### WHAT YOU SHOULD DO
Make an exact copy of the lines, leaving the pictures out.

··· ROWS

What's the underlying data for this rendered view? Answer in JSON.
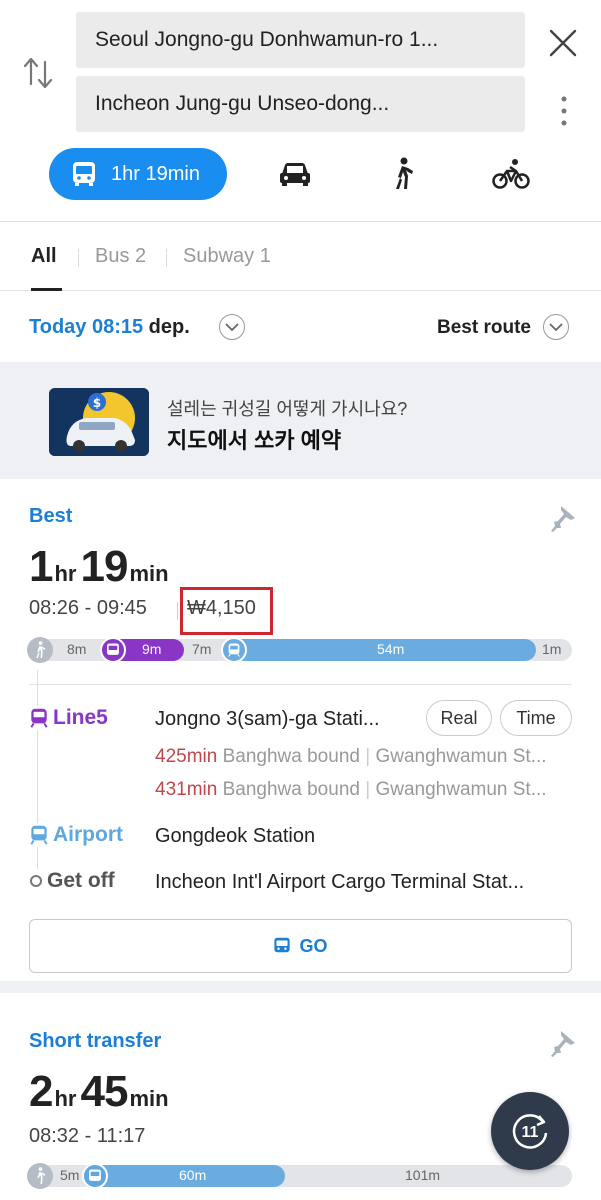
{
  "header": {
    "origin": "Seoul Jongno-gu Donhwamun-ro 1...",
    "destination": "Incheon Jung-gu Unseo-dong...",
    "modes": {
      "transit_time": "1hr 19min"
    }
  },
  "tabs": [
    {
      "label": "All"
    },
    {
      "label": "Bus 2"
    },
    {
      "label": "Subway 1"
    }
  ],
  "departure": {
    "when": "Today 08:15",
    "suffix": " dep.",
    "sort": "Best route"
  },
  "banner": {
    "subtitle": "설레는 귀성길 어떻게 가시나요?",
    "title": "지도에서 쏘카 예약"
  },
  "routes": [
    {
      "label": "Best",
      "hours": "1",
      "hr_unit": "hr",
      "minutes": "19",
      "min_unit": "min",
      "times": "08:26 - 09:45",
      "fare": "₩4,150",
      "segments": [
        {
          "type": "walk",
          "label": "8m"
        },
        {
          "type": "bus",
          "label": "9m"
        },
        {
          "type": "wait",
          "label": "7m"
        },
        {
          "type": "subway",
          "label": "54m"
        },
        {
          "type": "walk",
          "label": "1m"
        }
      ],
      "legs": {
        "line_label": "Line5",
        "board_station": "Jongno 3(sam)-ga Stati...",
        "real_button": "Real",
        "time_button": "Time",
        "arrivals": [
          {
            "mins": "425min",
            "bound": " Banghwa bound",
            "next": "Gwanghwamun St..."
          },
          {
            "mins": "431min",
            "bound": " Banghwa bound",
            "next": "Gwanghwamun St..."
          }
        ],
        "transfer_label": "Airport",
        "transfer_station": "Gongdeok Station",
        "getoff_label": "Get off",
        "getoff_station": "Incheon Int'l Airport Cargo Terminal Stat..."
      },
      "go_label": "GO"
    },
    {
      "label": "Short transfer",
      "hours": "2",
      "hr_unit": "hr",
      "minutes": "45",
      "min_unit": "min",
      "times": "08:32 - 11:17",
      "segments": [
        {
          "type": "walk",
          "label": "5m"
        },
        {
          "type": "bus",
          "label": "60m"
        },
        {
          "type": "subway",
          "label": "101m"
        }
      ]
    }
  ],
  "fab": {
    "label": "11"
  },
  "colors": {
    "accent": "#1a8ef0",
    "line5": "#8a35c6",
    "airport": "#5ea7df",
    "fare_highlight": "#d0262f"
  },
  "icons": [
    "swap-icon",
    "close-icon",
    "more-icon",
    "bus-icon",
    "car-icon",
    "walk-icon",
    "bike-icon",
    "chevron-down-icon",
    "pin-icon",
    "subway-icon",
    "refresh-icon"
  ]
}
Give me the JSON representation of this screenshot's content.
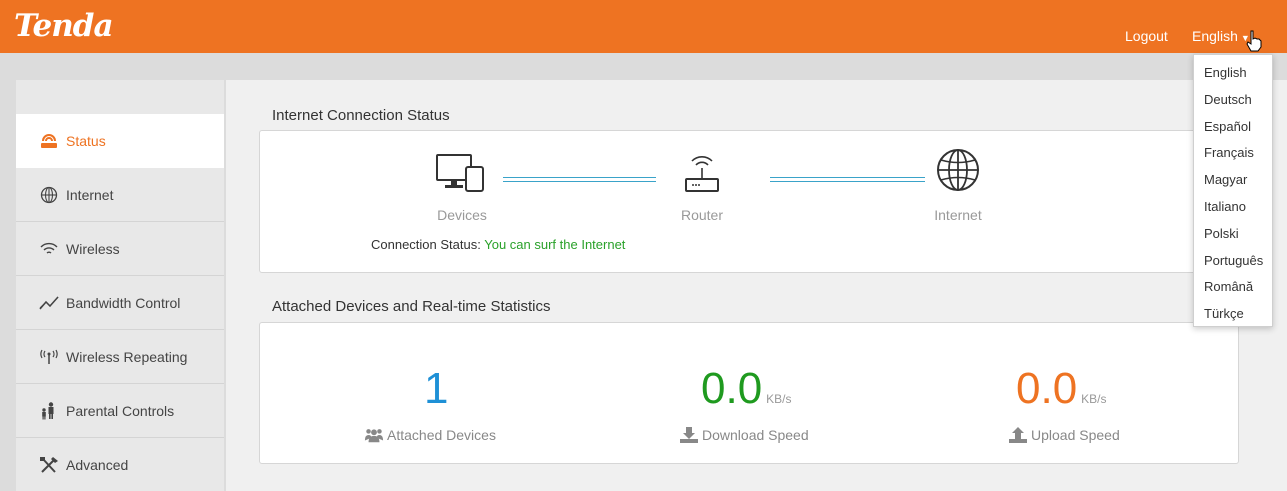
{
  "header": {
    "logo": "Tenda",
    "logout_label": "Logout",
    "language_label": "English"
  },
  "language_menu": {
    "options": [
      "English",
      "Deutsch",
      "Español",
      "Français",
      "Magyar",
      "Italiano",
      "Polski",
      "Português",
      "Română",
      "Türkçe"
    ]
  },
  "sidebar": {
    "items": [
      {
        "label": "Status",
        "icon": "router-signal-icon",
        "active": true
      },
      {
        "label": "Internet",
        "icon": "globe-icon"
      },
      {
        "label": "Wireless",
        "icon": "wifi-icon"
      },
      {
        "label": "Bandwidth Control",
        "icon": "bandwidth-icon"
      },
      {
        "label": "Wireless Repeating",
        "icon": "repeater-icon"
      },
      {
        "label": "Parental Controls",
        "icon": "parent-child-icon"
      },
      {
        "label": "Advanced",
        "icon": "tools-icon"
      }
    ]
  },
  "connection": {
    "title": "Internet Connection Status",
    "devices_label": "Devices",
    "router_label": "Router",
    "internet_label": "Internet",
    "status_label": "Connection Status:",
    "status_value": "You can surf the Internet"
  },
  "stats": {
    "title": "Attached Devices and Real-time Statistics",
    "attached_value": "1",
    "attached_label": "Attached Devices",
    "download_value": "0.0",
    "download_unit": "KB/s",
    "download_label": "Download Speed",
    "upload_value": "0.0",
    "upload_unit": "KB/s",
    "upload_label": "Upload Speed"
  },
  "colors": {
    "brand": "#ee7322",
    "blue": "#1e90d6",
    "green": "#1f9a1f",
    "orange": "#ee7322"
  }
}
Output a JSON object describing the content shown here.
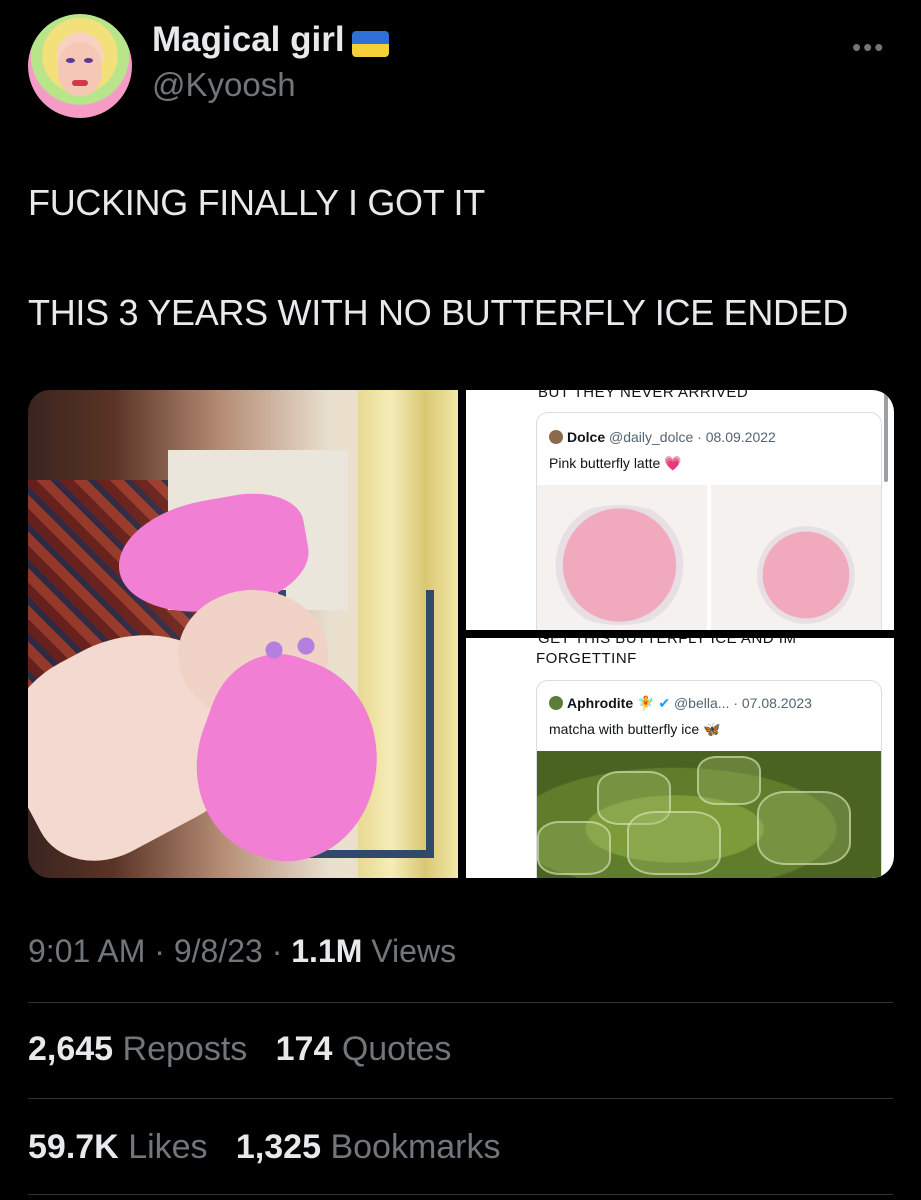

······

### RESULT OF THIS TASK
What's the underlying data for this rendered view? Answer in JSON.
{
  "header": {
    "origin": "Seoul Jongno-gu Donhwamun-ro 1...",
    "destination": "Incheon Jung-gu Unseo-dong...",
    "modes": {
      "transit_time": "1hr 19min"
    }
  },
  "tabs": [
    {
      "label": "All"
    },
    {
      "label": "Bus 2"
    },
    {
      "label": "Subway 1"
    }
  ],
  "departure": {
    "when": "Today 08:15",
    "suffix": " dep.",
    "sort": "Best route"
  },
  "banner": {
    "subtitle": "설레는 귀성길 어떻게 가시나요?",
    "title": "지도에서 쏘카 예약"
  },
  "routes": [
    {
      "label": "Best",
      "hours": "1",
      "hr_unit": "hr",
      "minutes": "19",
      "min_unit": "min",
      "times": "08:26 - 09:45",
      "fare": "₩4,150",
      "segments": [
        {
          "type": "walk",
          "label": "8m"
        },
        {
          "type": "bus",
          "label": "9m"
        },
        {
          "type": "wait",
          "label": "7m"
        },
        {
          "type": "subway",
          "label": "54m"
        },
        {
          "type": "walk",
          "label": "1m"
        }
      ],
      "legs": {
        "line_label": "Line5",
        "board_station": "Jongno 3(sam)-ga Stati...",
        "real_button": "Real",
        "time_button": "Time",
        "arrivals": [
          {
            "mins": "425min",
            "bound": " Banghwa bound",
            "next": "Gwanghwamun St..."
          },
          {
            "mins": "431min",
            "bound": " Banghwa bound",
            "next": "Gwanghwamun St..."
          }
        ],
        "transfer_label": "Airport",
        "transfer_station": "Gongdeok Station",
        "getoff_label": "Get off",
        "getoff_station": "Incheon Int'l Airport Cargo Terminal Stat..."
      },
      "go_label": "GO"
    },
    {
      "label": "Short transfer",
      "hours": "2",
      "hr_unit": "hr",
      "minutes": "45",
      "min_unit": "min",
      "times": "08:32 - 11:17",
      "segments": [
        {
          "type": "walk",
          "label": "5m"
        },
        {
          "type": "bus",
          "label": "60m"
        },
        {
          "type": "subway",
          "label": "101m"
        }
      ]
    }
  ],
  "fab": {
    "label": "11"
  },
  "colors": {
    "accent": "#1a8ef0",
    "line5": "#8a35c6",
    "airport": "#5ea7df",
    "fare_highlight": "#d0262f"
  },
  "icons": [
    "swap-icon",
    "close-icon",
    "more-icon",
    "bus-icon",
    "car-icon",
    "walk-icon",
    "bike-icon",
    "chevron-down-icon",
    "pin-icon",
    "subway-icon",
    "refresh-icon"
  ]
}
Give me the JSON representation of this screenshot's content.
{
  "header": {
    "logo": "Tenda",
    "logout_label": "Logout",
    "language_label": "English"
  },
  "language_menu": {
    "options": [
      "English",
      "Deutsch",
      "Español",
      "Français",
      "Magyar",
      "Italiano",
      "Polski",
      "Português",
      "Română",
      "Türkçe"
    ]
  },
  "sidebar": {
    "items": [
      {
        "label": "Status",
        "icon": "router-signal-icon",
        "active": true
      },
      {
        "label": "Internet",
        "icon": "globe-icon"
      },
      {
        "label": "Wireless",
        "icon": "wifi-icon"
      },
      {
        "label": "Bandwidth Control",
        "icon": "bandwidth-icon"
      },
      {
        "label": "Wireless Repeating",
        "icon": "repeater-icon"
      },
      {
        "label": "Parental Controls",
        "icon": "parent-child-icon"
      },
      {
        "label": "Advanced",
        "icon": "tools-icon"
      }
    ]
  },
  "connection": {
    "title": "Internet Connection Status",
    "devices_label": "Devices",
    "router_label": "Router",
    "internet_label": "Internet",
    "status_label": "Connection Status:",
    "status_value": "You can surf the Internet"
  },
  "stats": {
    "title": "Attached Devices and Real-time Statistics",
    "attached_value": "1",
    "attached_label": "Attached Devices",
    "download_value": "0.0",
    "download_unit": "KB/s",
    "download_label": "Download Speed",
    "upload_value": "0.0",
    "upload_unit": "KB/s",
    "upload_label": "Upload Speed"
  },
  "colors": {
    "brand": "#ee7322",
    "blue": "#1e90d6",
    "green": "#1f9a1f",
    "orange": "#ee7322"
  }
}
Output a JSON object describing the content shown here.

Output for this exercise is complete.